TASK PROMPT:
Tally the lines containing the word "title" and give the total alone.

--- START OF SUPPLIED DATA ---

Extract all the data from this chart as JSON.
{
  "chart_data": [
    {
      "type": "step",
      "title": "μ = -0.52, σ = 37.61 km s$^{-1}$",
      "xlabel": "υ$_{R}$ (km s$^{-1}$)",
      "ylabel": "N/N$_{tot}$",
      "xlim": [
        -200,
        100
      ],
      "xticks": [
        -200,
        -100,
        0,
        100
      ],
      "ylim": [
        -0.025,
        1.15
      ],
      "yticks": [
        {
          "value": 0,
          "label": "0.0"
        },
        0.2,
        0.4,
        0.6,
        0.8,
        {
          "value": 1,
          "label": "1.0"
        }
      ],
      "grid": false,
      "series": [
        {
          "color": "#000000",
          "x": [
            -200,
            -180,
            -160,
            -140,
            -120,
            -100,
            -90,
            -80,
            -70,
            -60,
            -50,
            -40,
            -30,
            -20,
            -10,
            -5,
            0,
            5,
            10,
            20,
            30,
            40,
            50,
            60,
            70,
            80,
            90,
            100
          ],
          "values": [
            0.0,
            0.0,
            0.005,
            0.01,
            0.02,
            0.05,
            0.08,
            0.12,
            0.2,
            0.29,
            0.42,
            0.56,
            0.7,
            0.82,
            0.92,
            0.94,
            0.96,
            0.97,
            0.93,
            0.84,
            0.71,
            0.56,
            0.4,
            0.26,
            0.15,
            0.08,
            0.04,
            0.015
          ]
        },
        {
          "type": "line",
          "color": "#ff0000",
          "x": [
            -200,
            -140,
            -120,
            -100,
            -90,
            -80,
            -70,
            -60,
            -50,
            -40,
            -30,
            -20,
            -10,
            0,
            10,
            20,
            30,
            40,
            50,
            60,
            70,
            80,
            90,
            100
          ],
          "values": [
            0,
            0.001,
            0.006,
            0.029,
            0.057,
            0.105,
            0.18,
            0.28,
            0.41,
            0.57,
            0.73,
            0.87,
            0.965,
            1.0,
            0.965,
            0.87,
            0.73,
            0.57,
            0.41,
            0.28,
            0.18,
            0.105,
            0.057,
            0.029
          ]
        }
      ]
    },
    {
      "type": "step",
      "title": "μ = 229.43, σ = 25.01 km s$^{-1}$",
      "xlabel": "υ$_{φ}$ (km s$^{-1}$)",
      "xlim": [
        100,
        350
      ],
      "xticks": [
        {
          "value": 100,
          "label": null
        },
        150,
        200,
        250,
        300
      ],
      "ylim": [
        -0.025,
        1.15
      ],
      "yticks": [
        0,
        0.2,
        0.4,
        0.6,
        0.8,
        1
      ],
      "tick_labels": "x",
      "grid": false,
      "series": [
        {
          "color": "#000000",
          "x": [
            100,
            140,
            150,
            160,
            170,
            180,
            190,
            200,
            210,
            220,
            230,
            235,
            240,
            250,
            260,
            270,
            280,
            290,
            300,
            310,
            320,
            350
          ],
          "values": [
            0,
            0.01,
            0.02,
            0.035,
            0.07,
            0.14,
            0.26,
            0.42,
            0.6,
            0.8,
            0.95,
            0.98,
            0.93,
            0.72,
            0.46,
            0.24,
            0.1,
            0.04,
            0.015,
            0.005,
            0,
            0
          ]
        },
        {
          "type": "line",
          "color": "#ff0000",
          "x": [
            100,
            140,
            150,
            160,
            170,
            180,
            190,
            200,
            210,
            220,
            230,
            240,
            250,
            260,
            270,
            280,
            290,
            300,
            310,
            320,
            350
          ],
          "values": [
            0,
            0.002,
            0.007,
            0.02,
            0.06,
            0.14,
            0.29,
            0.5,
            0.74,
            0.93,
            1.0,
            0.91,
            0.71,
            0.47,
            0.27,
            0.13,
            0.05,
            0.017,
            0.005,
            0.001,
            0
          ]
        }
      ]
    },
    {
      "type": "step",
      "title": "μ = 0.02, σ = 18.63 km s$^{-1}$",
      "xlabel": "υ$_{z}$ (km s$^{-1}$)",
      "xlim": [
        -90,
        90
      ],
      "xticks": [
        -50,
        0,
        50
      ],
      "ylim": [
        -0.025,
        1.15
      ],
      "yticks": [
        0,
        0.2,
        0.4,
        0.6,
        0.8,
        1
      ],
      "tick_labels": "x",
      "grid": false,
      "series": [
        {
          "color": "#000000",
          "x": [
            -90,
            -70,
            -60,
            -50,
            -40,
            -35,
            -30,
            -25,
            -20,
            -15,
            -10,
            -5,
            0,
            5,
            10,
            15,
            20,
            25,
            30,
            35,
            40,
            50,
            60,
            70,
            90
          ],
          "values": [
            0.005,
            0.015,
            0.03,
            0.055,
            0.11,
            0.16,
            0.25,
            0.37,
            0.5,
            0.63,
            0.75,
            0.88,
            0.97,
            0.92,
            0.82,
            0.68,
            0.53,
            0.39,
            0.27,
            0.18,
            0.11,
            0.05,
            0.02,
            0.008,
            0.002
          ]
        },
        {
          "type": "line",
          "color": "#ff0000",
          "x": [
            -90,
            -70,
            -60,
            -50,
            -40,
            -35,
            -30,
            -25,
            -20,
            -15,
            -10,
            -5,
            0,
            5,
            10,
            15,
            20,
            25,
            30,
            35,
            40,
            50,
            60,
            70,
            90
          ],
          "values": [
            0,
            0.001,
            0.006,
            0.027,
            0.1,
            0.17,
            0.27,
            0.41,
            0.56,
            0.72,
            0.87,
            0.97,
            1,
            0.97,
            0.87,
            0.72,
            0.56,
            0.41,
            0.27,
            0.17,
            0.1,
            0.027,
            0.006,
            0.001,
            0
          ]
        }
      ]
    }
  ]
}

--- END OF SUPPLIED DATA ---

TASK OUTPUT:
3